What you are asked to do: Copy out each line that has "JSON" in it.

Input:
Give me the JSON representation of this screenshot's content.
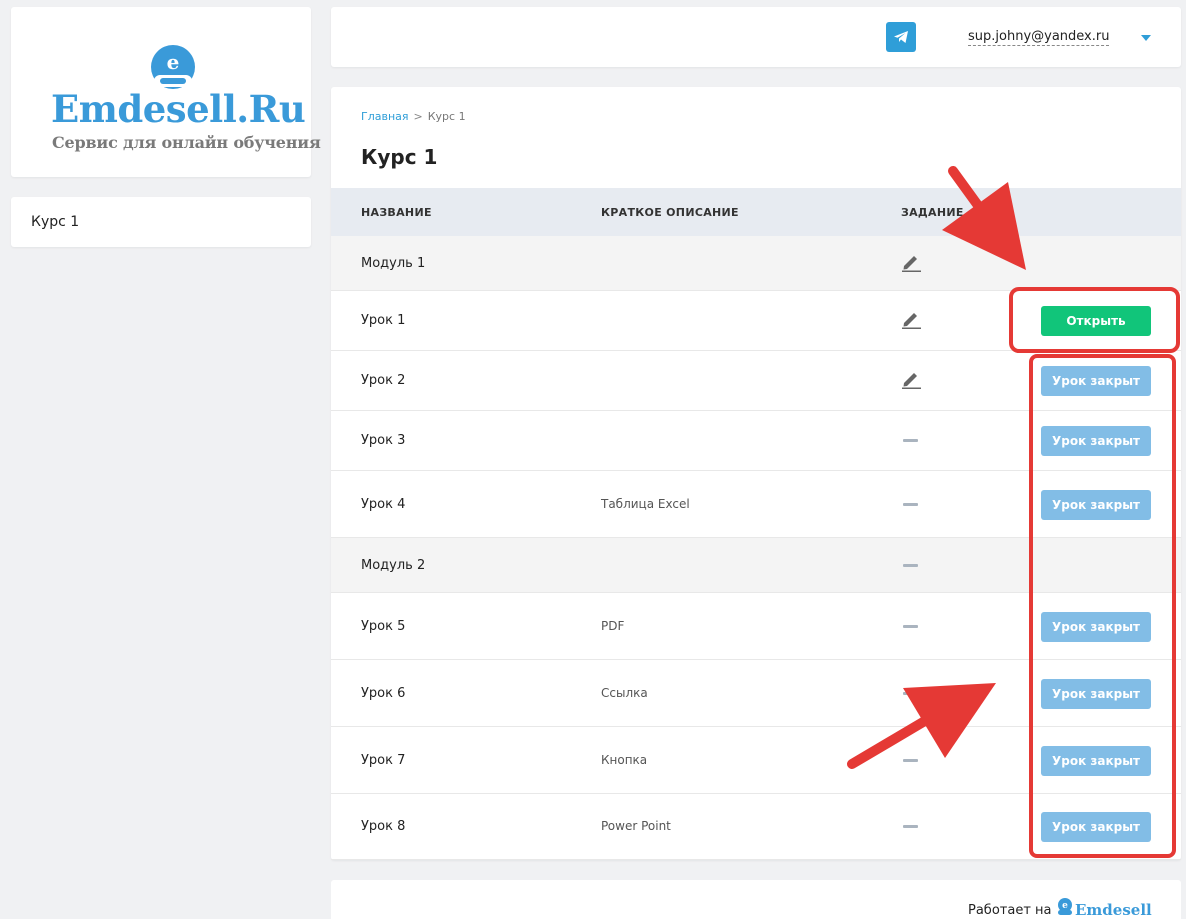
{
  "brand": {
    "title": "Emdesell.Ru",
    "subtitle": "Сервис для онлайн обучения",
    "accent_color": "#3a9ad9"
  },
  "sidebar": {
    "items": [
      {
        "label": "Курс 1"
      }
    ]
  },
  "header": {
    "telegram_icon": "telegram-icon",
    "user_email": "sup.johny@yandex.ru"
  },
  "breadcrumb": {
    "home": "Главная",
    "separator": ">",
    "current": "Курс 1"
  },
  "page": {
    "title": "Курс 1"
  },
  "table": {
    "columns": {
      "name": "НАЗВАНИЕ",
      "description": "КРАТКОЕ ОПИСАНИЕ",
      "task": "ЗАДАНИЕ"
    },
    "rows": [
      {
        "name": "Модуль 1",
        "description": "",
        "task": "edit",
        "status": "",
        "type": "module"
      },
      {
        "name": "Урок 1",
        "description": "",
        "task": "edit",
        "status": "Открыть",
        "type": "lesson"
      },
      {
        "name": "Урок 2",
        "description": "",
        "task": "edit",
        "status": "Урок закрыт",
        "type": "lesson"
      },
      {
        "name": "Урок 3",
        "description": "",
        "task": "none",
        "status": "Урок закрыт",
        "type": "lesson"
      },
      {
        "name": "Урок 4",
        "description": "Таблица Excel",
        "task": "none",
        "status": "Урок закрыт",
        "type": "lesson"
      },
      {
        "name": "Модуль 2",
        "description": "",
        "task": "none",
        "status": "",
        "type": "module"
      },
      {
        "name": "Урок 5",
        "description": "PDF",
        "task": "none",
        "status": "Урок закрыт",
        "type": "lesson"
      },
      {
        "name": "Урок 6",
        "description": "Ссылка",
        "task": "none",
        "status": "Урок закрыт",
        "type": "lesson"
      },
      {
        "name": "Урок 7",
        "description": "Кнопка",
        "task": "none",
        "status": "Урок закрыт",
        "type": "lesson"
      },
      {
        "name": "Урок 8",
        "description": "Power Point",
        "task": "none",
        "status": "Урок закрыт",
        "type": "lesson"
      }
    ]
  },
  "footer": {
    "powered_by": "Работает на",
    "brand": "Emdesell"
  },
  "colors": {
    "open_button": "#11c57a",
    "closed_button": "#82bde6",
    "annotation": "#e53935"
  }
}
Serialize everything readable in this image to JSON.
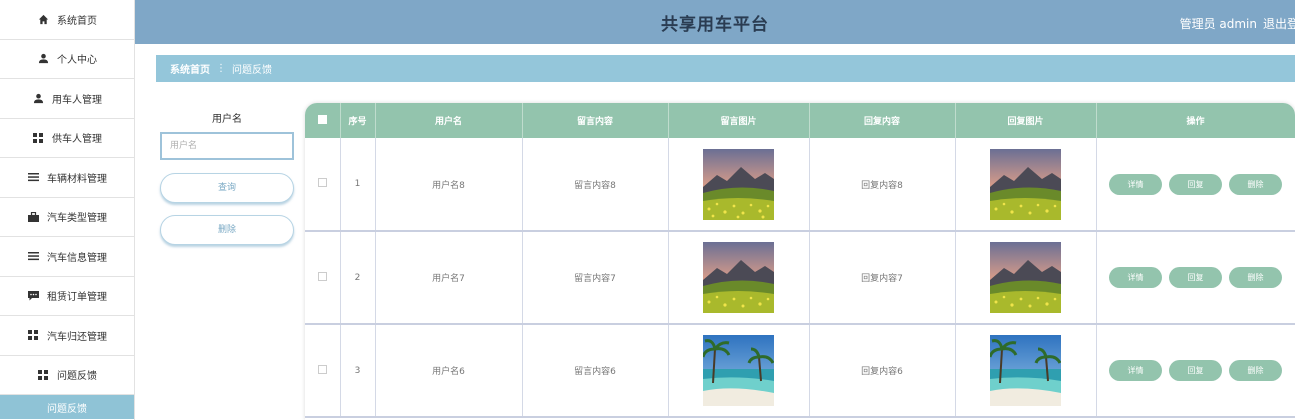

Full answer:
Give me the JSON representation of this screenshot's content.
Serialize everything readable in this image to JSON.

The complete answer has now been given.